--- BEGIN DATA SUPPLIED ---

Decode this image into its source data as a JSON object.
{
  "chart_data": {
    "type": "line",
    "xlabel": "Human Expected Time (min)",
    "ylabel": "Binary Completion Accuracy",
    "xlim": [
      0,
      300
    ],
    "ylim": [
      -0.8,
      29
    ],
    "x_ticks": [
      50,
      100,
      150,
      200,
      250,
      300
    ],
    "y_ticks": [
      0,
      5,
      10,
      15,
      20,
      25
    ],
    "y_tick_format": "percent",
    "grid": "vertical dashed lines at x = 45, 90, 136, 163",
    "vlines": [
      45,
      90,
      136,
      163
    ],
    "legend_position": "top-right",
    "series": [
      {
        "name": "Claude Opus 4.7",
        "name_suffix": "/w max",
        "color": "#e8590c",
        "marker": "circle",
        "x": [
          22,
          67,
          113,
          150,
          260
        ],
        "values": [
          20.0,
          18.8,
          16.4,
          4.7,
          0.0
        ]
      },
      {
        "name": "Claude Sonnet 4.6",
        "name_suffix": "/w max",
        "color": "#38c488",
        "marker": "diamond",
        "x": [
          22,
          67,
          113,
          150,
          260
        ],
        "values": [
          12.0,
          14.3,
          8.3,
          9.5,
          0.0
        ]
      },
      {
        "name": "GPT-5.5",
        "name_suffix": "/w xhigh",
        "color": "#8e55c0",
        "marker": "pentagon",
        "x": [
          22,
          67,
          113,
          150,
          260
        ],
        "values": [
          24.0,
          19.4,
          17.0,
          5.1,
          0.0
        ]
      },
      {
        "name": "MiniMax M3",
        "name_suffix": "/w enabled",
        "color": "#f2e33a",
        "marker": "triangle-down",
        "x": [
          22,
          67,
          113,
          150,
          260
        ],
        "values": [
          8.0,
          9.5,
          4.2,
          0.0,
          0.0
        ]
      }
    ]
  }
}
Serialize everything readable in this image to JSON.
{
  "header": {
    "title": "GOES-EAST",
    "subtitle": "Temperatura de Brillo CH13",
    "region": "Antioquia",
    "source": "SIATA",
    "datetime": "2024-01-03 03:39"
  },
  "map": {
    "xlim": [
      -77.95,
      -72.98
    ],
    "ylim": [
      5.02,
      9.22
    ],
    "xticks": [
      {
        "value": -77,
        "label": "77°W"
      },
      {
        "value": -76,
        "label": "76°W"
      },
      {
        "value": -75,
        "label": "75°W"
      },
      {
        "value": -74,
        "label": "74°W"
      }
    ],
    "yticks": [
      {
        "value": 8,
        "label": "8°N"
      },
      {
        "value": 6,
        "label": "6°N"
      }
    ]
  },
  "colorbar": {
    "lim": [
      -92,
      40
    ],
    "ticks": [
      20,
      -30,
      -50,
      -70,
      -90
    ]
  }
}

--- END DATA SUPPLIED ---

◆ TASK REQUIREMENTS ◆
Transcribe the data. Leave every line exactly as it is.

◆ REPLY ◆
Decode this image into its source data as a JSON object.
{
  "chart_data": {
    "type": "line",
    "xlabel": "Human Expected Time (min)",
    "ylabel": "Binary Completion Accuracy",
    "xlim": [
      0,
      300
    ],
    "ylim": [
      -0.8,
      29
    ],
    "x_ticks": [
      50,
      100,
      150,
      200,
      250,
      300
    ],
    "y_ticks": [
      0,
      5,
      10,
      15,
      20,
      25
    ],
    "y_tick_format": "percent",
    "grid": "vertical dashed lines at x = 45, 90, 136, 163",
    "vlines": [
      45,
      90,
      136,
      163
    ],
    "legend_position": "top-right",
    "series": [
      {
        "name": "Claude Opus 4.7",
        "name_suffix": "/w max",
        "color": "#e8590c",
        "marker": "circle",
        "x": [
          22,
          67,
          113,
          150,
          260
        ],
        "values": [
          20.0,
          18.8,
          16.4,
          4.7,
          0.0
        ]
      },
      {
        "name": "Claude Sonnet 4.6",
        "name_suffix": "/w max",
        "color": "#38c488",
        "marker": "diamond",
        "x": [
          22,
          67,
          113,
          150,
          260
        ],
        "values": [
          12.0,
          14.3,
          8.3,
          9.5,
          0.0
        ]
      },
      {
        "name": "GPT-5.5",
        "name_suffix": "/w xhigh",
        "color": "#8e55c0",
        "marker": "pentagon",
        "x": [
          22,
          67,
          113,
          150,
          260
        ],
        "values": [
          24.0,
          19.4,
          17.0,
          5.1,
          0.0
        ]
      },
      {
        "name": "MiniMax M3",
        "name_suffix": "/w enabled",
        "color": "#f2e33a",
        "marker": "triangle-down",
        "x": [
          22,
          67,
          113,
          150,
          260
        ],
        "values": [
          8.0,
          9.5,
          4.2,
          0.0,
          0.0
        ]
      }
    ]
  }
}
Serialize everything readable in this image to JSON.
{
  "header": {
    "title": "GOES-EAST",
    "subtitle": "Temperatura de Brillo CH13",
    "region": "Antioquia",
    "source": "SIATA",
    "datetime": "2024-01-03 03:39"
  },
  "map": {
    "xlim": [
      -77.95,
      -72.98
    ],
    "ylim": [
      5.02,
      9.22
    ],
    "xticks": [
      {
        "value": -77,
        "label": "77°W"
      },
      {
        "value": -76,
        "label": "76°W"
      },
      {
        "value": -75,
        "label": "75°W"
      },
      {
        "value": -74,
        "label": "74°W"
      }
    ],
    "yticks": [
      {
        "value": 8,
        "label": "8°N"
      },
      {
        "value": 6,
        "label": "6°N"
      }
    ]
  },
  "colorbar": {
    "lim": [
      -92,
      40
    ],
    "ticks": [
      20,
      -30,
      -50,
      -70,
      -90
    ]
  }
}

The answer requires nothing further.